Each record below must be returned exactly as shown.

:: THE INPUT

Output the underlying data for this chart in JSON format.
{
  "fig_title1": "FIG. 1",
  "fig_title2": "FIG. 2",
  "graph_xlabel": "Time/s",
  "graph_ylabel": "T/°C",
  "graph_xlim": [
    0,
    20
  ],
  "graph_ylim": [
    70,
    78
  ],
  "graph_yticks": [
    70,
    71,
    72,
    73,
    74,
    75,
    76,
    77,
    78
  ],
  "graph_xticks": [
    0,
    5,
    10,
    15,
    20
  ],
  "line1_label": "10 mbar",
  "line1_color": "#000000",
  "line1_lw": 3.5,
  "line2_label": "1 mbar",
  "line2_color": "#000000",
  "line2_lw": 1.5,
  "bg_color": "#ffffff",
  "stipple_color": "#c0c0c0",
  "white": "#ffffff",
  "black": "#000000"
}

::::

ANSWER TO THE PROBLEM:
Output the underlying data for this chart in JSON format.
{
  "fig_title1": "FIG. 1",
  "fig_title2": "FIG. 2",
  "graph_xlabel": "Time/s",
  "graph_ylabel": "T/°C",
  "graph_xlim": [
    0,
    20
  ],
  "graph_ylim": [
    70,
    78
  ],
  "graph_yticks": [
    70,
    71,
    72,
    73,
    74,
    75,
    76,
    77,
    78
  ],
  "graph_xticks": [
    0,
    5,
    10,
    15,
    20
  ],
  "line1_label": "10 mbar",
  "line1_color": "#000000",
  "line1_lw": 3.5,
  "line2_label": "1 mbar",
  "line2_color": "#000000",
  "line2_lw": 1.5,
  "bg_color": "#ffffff",
  "stipple_color": "#c0c0c0",
  "white": "#ffffff",
  "black": "#000000"
}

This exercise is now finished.